--- BEGIN Extracted material ---
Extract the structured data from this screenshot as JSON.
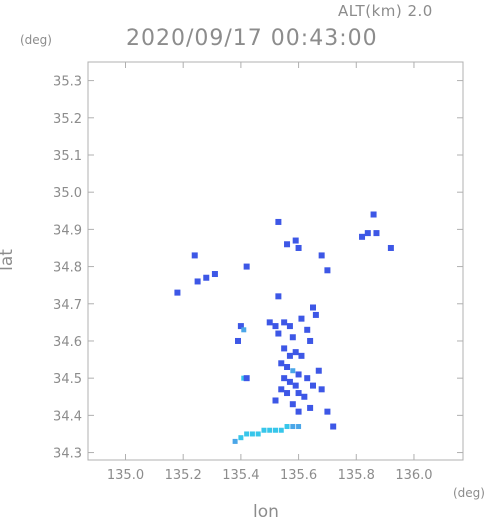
{
  "header": {
    "altitude_label": "ALT(km)  2.0",
    "timestamp": "2020/09/17 00:43:00"
  },
  "chart_data": {
    "type": "heatmap",
    "title": "2020/09/17 00:43:00",
    "subtitle": "ALT(km)  2.0",
    "xlabel": "lon",
    "ylabel": "lat",
    "x_unit": "(deg)",
    "y_unit": "(deg)",
    "xlim": [
      134.87,
      136.17
    ],
    "ylim": [
      34.28,
      35.35
    ],
    "x_ticks": [
      "135.0",
      "135.2",
      "135.4",
      "135.6",
      "135.8",
      "136.0"
    ],
    "y_ticks": [
      "34.3",
      "34.4",
      "34.5",
      "34.6",
      "34.7",
      "34.8",
      "34.9",
      "35.0",
      "35.1",
      "35.2",
      "35.3"
    ],
    "grid": false,
    "colors": {
      "weak": "#4aa6e8",
      "moderate": "#3d57e6",
      "light": "#37c6ea",
      "frame": "#b0b0b0"
    },
    "echo_cells": [
      {
        "lon": 135.18,
        "lat": 34.73,
        "level": "moderate"
      },
      {
        "lon": 135.25,
        "lat": 34.76,
        "level": "moderate"
      },
      {
        "lon": 135.28,
        "lat": 34.77,
        "level": "moderate"
      },
      {
        "lon": 135.31,
        "lat": 34.78,
        "level": "moderate"
      },
      {
        "lon": 135.24,
        "lat": 34.83,
        "level": "moderate"
      },
      {
        "lon": 135.42,
        "lat": 34.8,
        "level": "moderate"
      },
      {
        "lon": 135.53,
        "lat": 34.92,
        "level": "moderate"
      },
      {
        "lon": 135.56,
        "lat": 34.86,
        "level": "moderate"
      },
      {
        "lon": 135.59,
        "lat": 34.87,
        "level": "moderate"
      },
      {
        "lon": 135.6,
        "lat": 34.85,
        "level": "moderate"
      },
      {
        "lon": 135.68,
        "lat": 34.83,
        "level": "moderate"
      },
      {
        "lon": 135.7,
        "lat": 34.79,
        "level": "moderate"
      },
      {
        "lon": 135.82,
        "lat": 34.88,
        "level": "moderate"
      },
      {
        "lon": 135.84,
        "lat": 34.89,
        "level": "moderate"
      },
      {
        "lon": 135.86,
        "lat": 34.94,
        "level": "moderate"
      },
      {
        "lon": 135.87,
        "lat": 34.89,
        "level": "moderate"
      },
      {
        "lon": 135.92,
        "lat": 34.85,
        "level": "moderate"
      },
      {
        "lon": 135.4,
        "lat": 34.64,
        "level": "moderate"
      },
      {
        "lon": 135.41,
        "lat": 34.63,
        "level": "weak"
      },
      {
        "lon": 135.39,
        "lat": 34.6,
        "level": "moderate"
      },
      {
        "lon": 135.53,
        "lat": 34.72,
        "level": "moderate"
      },
      {
        "lon": 135.5,
        "lat": 34.65,
        "level": "moderate"
      },
      {
        "lon": 135.52,
        "lat": 34.64,
        "level": "moderate"
      },
      {
        "lon": 135.55,
        "lat": 34.65,
        "level": "moderate"
      },
      {
        "lon": 135.57,
        "lat": 34.64,
        "level": "moderate"
      },
      {
        "lon": 135.53,
        "lat": 34.62,
        "level": "moderate"
      },
      {
        "lon": 135.58,
        "lat": 34.61,
        "level": "moderate"
      },
      {
        "lon": 135.61,
        "lat": 34.66,
        "level": "moderate"
      },
      {
        "lon": 135.63,
        "lat": 34.63,
        "level": "moderate"
      },
      {
        "lon": 135.65,
        "lat": 34.69,
        "level": "moderate"
      },
      {
        "lon": 135.66,
        "lat": 34.67,
        "level": "moderate"
      },
      {
        "lon": 135.64,
        "lat": 34.6,
        "level": "moderate"
      },
      {
        "lon": 135.55,
        "lat": 34.58,
        "level": "moderate"
      },
      {
        "lon": 135.57,
        "lat": 34.56,
        "level": "moderate"
      },
      {
        "lon": 135.59,
        "lat": 34.57,
        "level": "moderate"
      },
      {
        "lon": 135.61,
        "lat": 34.56,
        "level": "moderate"
      },
      {
        "lon": 135.54,
        "lat": 34.54,
        "level": "moderate"
      },
      {
        "lon": 135.56,
        "lat": 34.53,
        "level": "moderate"
      },
      {
        "lon": 135.58,
        "lat": 34.52,
        "level": "weak"
      },
      {
        "lon": 135.6,
        "lat": 34.51,
        "level": "moderate"
      },
      {
        "lon": 135.55,
        "lat": 34.5,
        "level": "moderate"
      },
      {
        "lon": 135.57,
        "lat": 34.49,
        "level": "moderate"
      },
      {
        "lon": 135.59,
        "lat": 34.48,
        "level": "moderate"
      },
      {
        "lon": 135.54,
        "lat": 34.47,
        "level": "moderate"
      },
      {
        "lon": 135.56,
        "lat": 34.46,
        "level": "moderate"
      },
      {
        "lon": 135.6,
        "lat": 34.46,
        "level": "moderate"
      },
      {
        "lon": 135.63,
        "lat": 34.5,
        "level": "moderate"
      },
      {
        "lon": 135.65,
        "lat": 34.48,
        "level": "moderate"
      },
      {
        "lon": 135.62,
        "lat": 34.45,
        "level": "moderate"
      },
      {
        "lon": 135.67,
        "lat": 34.52,
        "level": "moderate"
      },
      {
        "lon": 135.68,
        "lat": 34.47,
        "level": "moderate"
      },
      {
        "lon": 135.52,
        "lat": 34.44,
        "level": "moderate"
      },
      {
        "lon": 135.58,
        "lat": 34.43,
        "level": "moderate"
      },
      {
        "lon": 135.6,
        "lat": 34.41,
        "level": "moderate"
      },
      {
        "lon": 135.64,
        "lat": 34.42,
        "level": "moderate"
      },
      {
        "lon": 135.7,
        "lat": 34.41,
        "level": "moderate"
      },
      {
        "lon": 135.72,
        "lat": 34.37,
        "level": "moderate"
      },
      {
        "lon": 135.41,
        "lat": 34.5,
        "level": "light"
      },
      {
        "lon": 135.42,
        "lat": 34.5,
        "level": "moderate"
      },
      {
        "lon": 135.38,
        "lat": 34.33,
        "level": "weak"
      },
      {
        "lon": 135.4,
        "lat": 34.34,
        "level": "light"
      },
      {
        "lon": 135.42,
        "lat": 34.35,
        "level": "light"
      },
      {
        "lon": 135.44,
        "lat": 34.35,
        "level": "light"
      },
      {
        "lon": 135.46,
        "lat": 34.35,
        "level": "light"
      },
      {
        "lon": 135.48,
        "lat": 34.36,
        "level": "light"
      },
      {
        "lon": 135.5,
        "lat": 34.36,
        "level": "light"
      },
      {
        "lon": 135.52,
        "lat": 34.36,
        "level": "light"
      },
      {
        "lon": 135.54,
        "lat": 34.36,
        "level": "light"
      },
      {
        "lon": 135.56,
        "lat": 34.37,
        "level": "light"
      },
      {
        "lon": 135.58,
        "lat": 34.37,
        "level": "weak"
      },
      {
        "lon": 135.6,
        "lat": 34.37,
        "level": "weak"
      }
    ]
  }
}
--- END Extracted material ---
### Exercise aim
Transcribe each entry precisely as given, leaving the pictures out.

### Task result
Extract the structured data from this screenshot as JSON.
{
  "header": {
    "altitude_label": "ALT(km)  2.0",
    "timestamp": "2020/09/17 00:43:00"
  },
  "chart_data": {
    "type": "heatmap",
    "title": "2020/09/17 00:43:00",
    "subtitle": "ALT(km)  2.0",
    "xlabel": "lon",
    "ylabel": "lat",
    "x_unit": "(deg)",
    "y_unit": "(deg)",
    "xlim": [
      134.87,
      136.17
    ],
    "ylim": [
      34.28,
      35.35
    ],
    "x_ticks": [
      "135.0",
      "135.2",
      "135.4",
      "135.6",
      "135.8",
      "136.0"
    ],
    "y_ticks": [
      "34.3",
      "34.4",
      "34.5",
      "34.6",
      "34.7",
      "34.8",
      "34.9",
      "35.0",
      "35.1",
      "35.2",
      "35.3"
    ],
    "grid": false,
    "colors": {
      "weak": "#4aa6e8",
      "moderate": "#3d57e6",
      "light": "#37c6ea",
      "frame": "#b0b0b0"
    },
    "echo_cells": [
      {
        "lon": 135.18,
        "lat": 34.73,
        "level": "moderate"
      },
      {
        "lon": 135.25,
        "lat": 34.76,
        "level": "moderate"
      },
      {
        "lon": 135.28,
        "lat": 34.77,
        "level": "moderate"
      },
      {
        "lon": 135.31,
        "lat": 34.78,
        "level": "moderate"
      },
      {
        "lon": 135.24,
        "lat": 34.83,
        "level": "moderate"
      },
      {
        "lon": 135.42,
        "lat": 34.8,
        "level": "moderate"
      },
      {
        "lon": 135.53,
        "lat": 34.92,
        "level": "moderate"
      },
      {
        "lon": 135.56,
        "lat": 34.86,
        "level": "moderate"
      },
      {
        "lon": 135.59,
        "lat": 34.87,
        "level": "moderate"
      },
      {
        "lon": 135.6,
        "lat": 34.85,
        "level": "moderate"
      },
      {
        "lon": 135.68,
        "lat": 34.83,
        "level": "moderate"
      },
      {
        "lon": 135.7,
        "lat": 34.79,
        "level": "moderate"
      },
      {
        "lon": 135.82,
        "lat": 34.88,
        "level": "moderate"
      },
      {
        "lon": 135.84,
        "lat": 34.89,
        "level": "moderate"
      },
      {
        "lon": 135.86,
        "lat": 34.94,
        "level": "moderate"
      },
      {
        "lon": 135.87,
        "lat": 34.89,
        "level": "moderate"
      },
      {
        "lon": 135.92,
        "lat": 34.85,
        "level": "moderate"
      },
      {
        "lon": 135.4,
        "lat": 34.64,
        "level": "moderate"
      },
      {
        "lon": 135.41,
        "lat": 34.63,
        "level": "weak"
      },
      {
        "lon": 135.39,
        "lat": 34.6,
        "level": "moderate"
      },
      {
        "lon": 135.53,
        "lat": 34.72,
        "level": "moderate"
      },
      {
        "lon": 135.5,
        "lat": 34.65,
        "level": "moderate"
      },
      {
        "lon": 135.52,
        "lat": 34.64,
        "level": "moderate"
      },
      {
        "lon": 135.55,
        "lat": 34.65,
        "level": "moderate"
      },
      {
        "lon": 135.57,
        "lat": 34.64,
        "level": "moderate"
      },
      {
        "lon": 135.53,
        "lat": 34.62,
        "level": "moderate"
      },
      {
        "lon": 135.58,
        "lat": 34.61,
        "level": "moderate"
      },
      {
        "lon": 135.61,
        "lat": 34.66,
        "level": "moderate"
      },
      {
        "lon": 135.63,
        "lat": 34.63,
        "level": "moderate"
      },
      {
        "lon": 135.65,
        "lat": 34.69,
        "level": "moderate"
      },
      {
        "lon": 135.66,
        "lat": 34.67,
        "level": "moderate"
      },
      {
        "lon": 135.64,
        "lat": 34.6,
        "level": "moderate"
      },
      {
        "lon": 135.55,
        "lat": 34.58,
        "level": "moderate"
      },
      {
        "lon": 135.57,
        "lat": 34.56,
        "level": "moderate"
      },
      {
        "lon": 135.59,
        "lat": 34.57,
        "level": "moderate"
      },
      {
        "lon": 135.61,
        "lat": 34.56,
        "level": "moderate"
      },
      {
        "lon": 135.54,
        "lat": 34.54,
        "level": "moderate"
      },
      {
        "lon": 135.56,
        "lat": 34.53,
        "level": "moderate"
      },
      {
        "lon": 135.58,
        "lat": 34.52,
        "level": "weak"
      },
      {
        "lon": 135.6,
        "lat": 34.51,
        "level": "moderate"
      },
      {
        "lon": 135.55,
        "lat": 34.5,
        "level": "moderate"
      },
      {
        "lon": 135.57,
        "lat": 34.49,
        "level": "moderate"
      },
      {
        "lon": 135.59,
        "lat": 34.48,
        "level": "moderate"
      },
      {
        "lon": 135.54,
        "lat": 34.47,
        "level": "moderate"
      },
      {
        "lon": 135.56,
        "lat": 34.46,
        "level": "moderate"
      },
      {
        "lon": 135.6,
        "lat": 34.46,
        "level": "moderate"
      },
      {
        "lon": 135.63,
        "lat": 34.5,
        "level": "moderate"
      },
      {
        "lon": 135.65,
        "lat": 34.48,
        "level": "moderate"
      },
      {
        "lon": 135.62,
        "lat": 34.45,
        "level": "moderate"
      },
      {
        "lon": 135.67,
        "lat": 34.52,
        "level": "moderate"
      },
      {
        "lon": 135.68,
        "lat": 34.47,
        "level": "moderate"
      },
      {
        "lon": 135.52,
        "lat": 34.44,
        "level": "moderate"
      },
      {
        "lon": 135.58,
        "lat": 34.43,
        "level": "moderate"
      },
      {
        "lon": 135.6,
        "lat": 34.41,
        "level": "moderate"
      },
      {
        "lon": 135.64,
        "lat": 34.42,
        "level": "moderate"
      },
      {
        "lon": 135.7,
        "lat": 34.41,
        "level": "moderate"
      },
      {
        "lon": 135.72,
        "lat": 34.37,
        "level": "moderate"
      },
      {
        "lon": 135.41,
        "lat": 34.5,
        "level": "light"
      },
      {
        "lon": 135.42,
        "lat": 34.5,
        "level": "moderate"
      },
      {
        "lon": 135.38,
        "lat": 34.33,
        "level": "weak"
      },
      {
        "lon": 135.4,
        "lat": 34.34,
        "level": "light"
      },
      {
        "lon": 135.42,
        "lat": 34.35,
        "level": "light"
      },
      {
        "lon": 135.44,
        "lat": 34.35,
        "level": "light"
      },
      {
        "lon": 135.46,
        "lat": 34.35,
        "level": "light"
      },
      {
        "lon": 135.48,
        "lat": 34.36,
        "level": "light"
      },
      {
        "lon": 135.5,
        "lat": 34.36,
        "level": "light"
      },
      {
        "lon": 135.52,
        "lat": 34.36,
        "level": "light"
      },
      {
        "lon": 135.54,
        "lat": 34.36,
        "level": "light"
      },
      {
        "lon": 135.56,
        "lat": 34.37,
        "level": "light"
      },
      {
        "lon": 135.58,
        "lat": 34.37,
        "level": "weak"
      },
      {
        "lon": 135.6,
        "lat": 34.37,
        "level": "weak"
      }
    ]
  }
}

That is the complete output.